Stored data
[start]
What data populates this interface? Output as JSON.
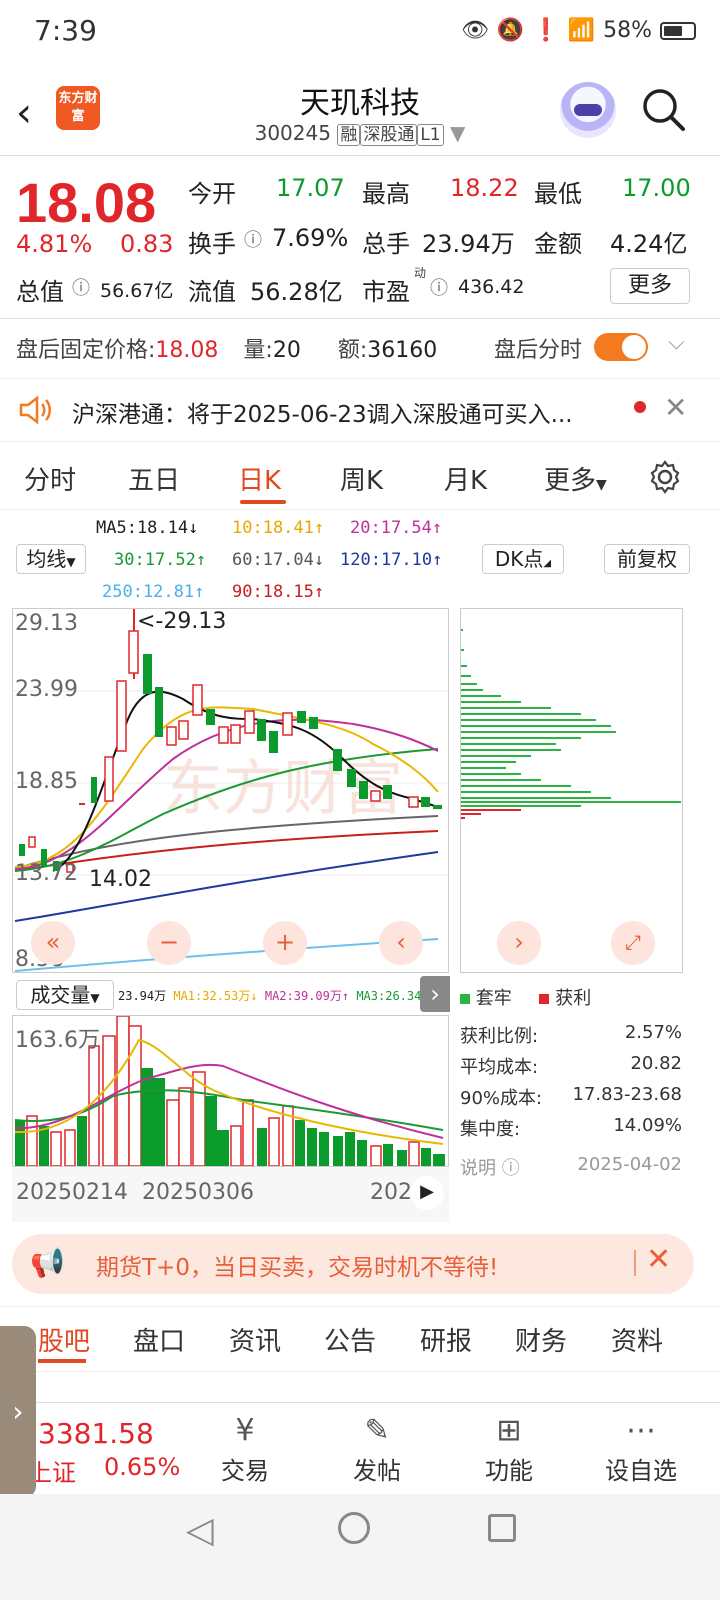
{
  "status_bar": {
    "time": "7:39",
    "battery": "58%"
  },
  "header": {
    "logo_text": "东方财富",
    "stock_name": "天玑科技",
    "stock_code": "300245",
    "tags": [
      "融",
      "深股通",
      "L1"
    ]
  },
  "quote": {
    "price": "18.08",
    "change_pct": "4.81%",
    "change": "0.83",
    "open_label": "今开",
    "open": "17.07",
    "high_label": "最高",
    "high": "18.22",
    "low_label": "最低",
    "low": "17.00",
    "turnover_label": "换手",
    "turnover": "7.69%",
    "volume_label": "总手",
    "volume": "23.94万",
    "amount_label": "金额",
    "amount": "4.24亿",
    "mktcap_label": "总值",
    "mktcap": "56.67亿",
    "float_label": "流值",
    "float": "56.28亿",
    "pe_label": "市盈",
    "pe_sup": "动",
    "pe": "436.42",
    "more_label": "更多"
  },
  "after_hours": {
    "price_label": "盘后固定价格:",
    "price": "18.08",
    "vol_label": "量:",
    "vol": "20",
    "amt_label": "额:",
    "amt": "36160",
    "toggle_label": "盘后分时"
  },
  "notice": {
    "text": "沪深港通：将于2025-06-23调入深股通可买入..."
  },
  "tabs": [
    "分时",
    "五日",
    "日K",
    "周K",
    "月K",
    "更多"
  ],
  "active_tab": "日K",
  "ma": {
    "ma_select": "均线",
    "ma5": "MA5:18.14↓",
    "ma10": "10:18.41↑",
    "ma20": "20:17.54↑",
    "ma30": "30:17.52↑",
    "ma60": "60:17.04↓",
    "ma120": "120:17.10↑",
    "ma250": "250:12.81↑",
    "ma90": "90:18.15↑",
    "dk_label": "DK点",
    "fq_label": "前复权"
  },
  "chart": {
    "y_labels": [
      "29.13",
      "23.99",
      "18.85",
      "13.72",
      "8.58"
    ],
    "max_marker": "<-29.13",
    "min_marker": "14.02"
  },
  "chip": {
    "legend_trapped": "套牢",
    "legend_profit": "获利",
    "rows": [
      {
        "label": "获利比例:",
        "value": "2.57%"
      },
      {
        "label": "平均成本:",
        "value": "20.82"
      },
      {
        "label": "90%成本:",
        "value": "17.83-23.68"
      },
      {
        "label": "集中度:",
        "value": "14.09%"
      }
    ],
    "explain_label": "说明",
    "date": "2025-04-02"
  },
  "volume": {
    "select": "成交量",
    "vol_text": "23.94万",
    "ma1": "MA1:32.53万↓",
    "ma2": "MA2:39.09万↑",
    "ma3": "MA3:26.34万↑",
    "y_label": "163.6万",
    "dates": [
      "20250214",
      "20250306",
      "202"
    ]
  },
  "banner": {
    "text": "期货T+0，当日买卖，交易时机不等待!"
  },
  "bottom_tabs": [
    "股吧",
    "盘口",
    "资讯",
    "公告",
    "研报",
    "财务",
    "资料"
  ],
  "index": {
    "value": "3381.58",
    "name": "上证",
    "pct": "0.65%"
  },
  "footer": [
    {
      "icon": "yen-icon",
      "label": "交易"
    },
    {
      "icon": "edit-icon",
      "label": "发帖"
    },
    {
      "icon": "grid-icon",
      "label": "功能"
    },
    {
      "icon": "more-icon",
      "label": "设自选"
    }
  ],
  "colors": {
    "red": "#e0262a",
    "green": "#0b9b2c",
    "accent": "#f47a20"
  }
}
[end]
### EXERCISE TASK:
Transcribe all of the records above character for character. Exclude the pictures.

### EXPECTED OUTPUT:
What data populates this interface? Output as JSON.
{
  "status_bar": {
    "time": "7:39",
    "battery": "58%"
  },
  "header": {
    "logo_text": "东方财富",
    "stock_name": "天玑科技",
    "stock_code": "300245",
    "tags": [
      "融",
      "深股通",
      "L1"
    ]
  },
  "quote": {
    "price": "18.08",
    "change_pct": "4.81%",
    "change": "0.83",
    "open_label": "今开",
    "open": "17.07",
    "high_label": "最高",
    "high": "18.22",
    "low_label": "最低",
    "low": "17.00",
    "turnover_label": "换手",
    "turnover": "7.69%",
    "volume_label": "总手",
    "volume": "23.94万",
    "amount_label": "金额",
    "amount": "4.24亿",
    "mktcap_label": "总值",
    "mktcap": "56.67亿",
    "float_label": "流值",
    "float": "56.28亿",
    "pe_label": "市盈",
    "pe_sup": "动",
    "pe": "436.42",
    "more_label": "更多"
  },
  "after_hours": {
    "price_label": "盘后固定价格:",
    "price": "18.08",
    "vol_label": "量:",
    "vol": "20",
    "amt_label": "额:",
    "amt": "36160",
    "toggle_label": "盘后分时"
  },
  "notice": {
    "text": "沪深港通：将于2025-06-23调入深股通可买入..."
  },
  "tabs": [
    "分时",
    "五日",
    "日K",
    "周K",
    "月K",
    "更多"
  ],
  "active_tab": "日K",
  "ma": {
    "ma_select": "均线",
    "ma5": "MA5:18.14↓",
    "ma10": "10:18.41↑",
    "ma20": "20:17.54↑",
    "ma30": "30:17.52↑",
    "ma60": "60:17.04↓",
    "ma120": "120:17.10↑",
    "ma250": "250:12.81↑",
    "ma90": "90:18.15↑",
    "dk_label": "DK点",
    "fq_label": "前复权"
  },
  "chart": {
    "y_labels": [
      "29.13",
      "23.99",
      "18.85",
      "13.72",
      "8.58"
    ],
    "max_marker": "<-29.13",
    "min_marker": "14.02"
  },
  "chip": {
    "legend_trapped": "套牢",
    "legend_profit": "获利",
    "rows": [
      {
        "label": "获利比例:",
        "value": "2.57%"
      },
      {
        "label": "平均成本:",
        "value": "20.82"
      },
      {
        "label": "90%成本:",
        "value": "17.83-23.68"
      },
      {
        "label": "集中度:",
        "value": "14.09%"
      }
    ],
    "explain_label": "说明",
    "date": "2025-04-02"
  },
  "volume": {
    "select": "成交量",
    "vol_text": "23.94万",
    "ma1": "MA1:32.53万↓",
    "ma2": "MA2:39.09万↑",
    "ma3": "MA3:26.34万↑",
    "y_label": "163.6万",
    "dates": [
      "20250214",
      "20250306",
      "202"
    ]
  },
  "banner": {
    "text": "期货T+0，当日买卖，交易时机不等待!"
  },
  "bottom_tabs": [
    "股吧",
    "盘口",
    "资讯",
    "公告",
    "研报",
    "财务",
    "资料"
  ],
  "index": {
    "value": "3381.58",
    "name": "上证",
    "pct": "0.65%"
  },
  "footer": [
    {
      "icon": "yen-icon",
      "label": "交易"
    },
    {
      "icon": "edit-icon",
      "label": "发帖"
    },
    {
      "icon": "grid-icon",
      "label": "功能"
    },
    {
      "icon": "more-icon",
      "label": "设自选"
    }
  ],
  "colors": {
    "red": "#e0262a",
    "green": "#0b9b2c",
    "accent": "#f47a20"
  }
}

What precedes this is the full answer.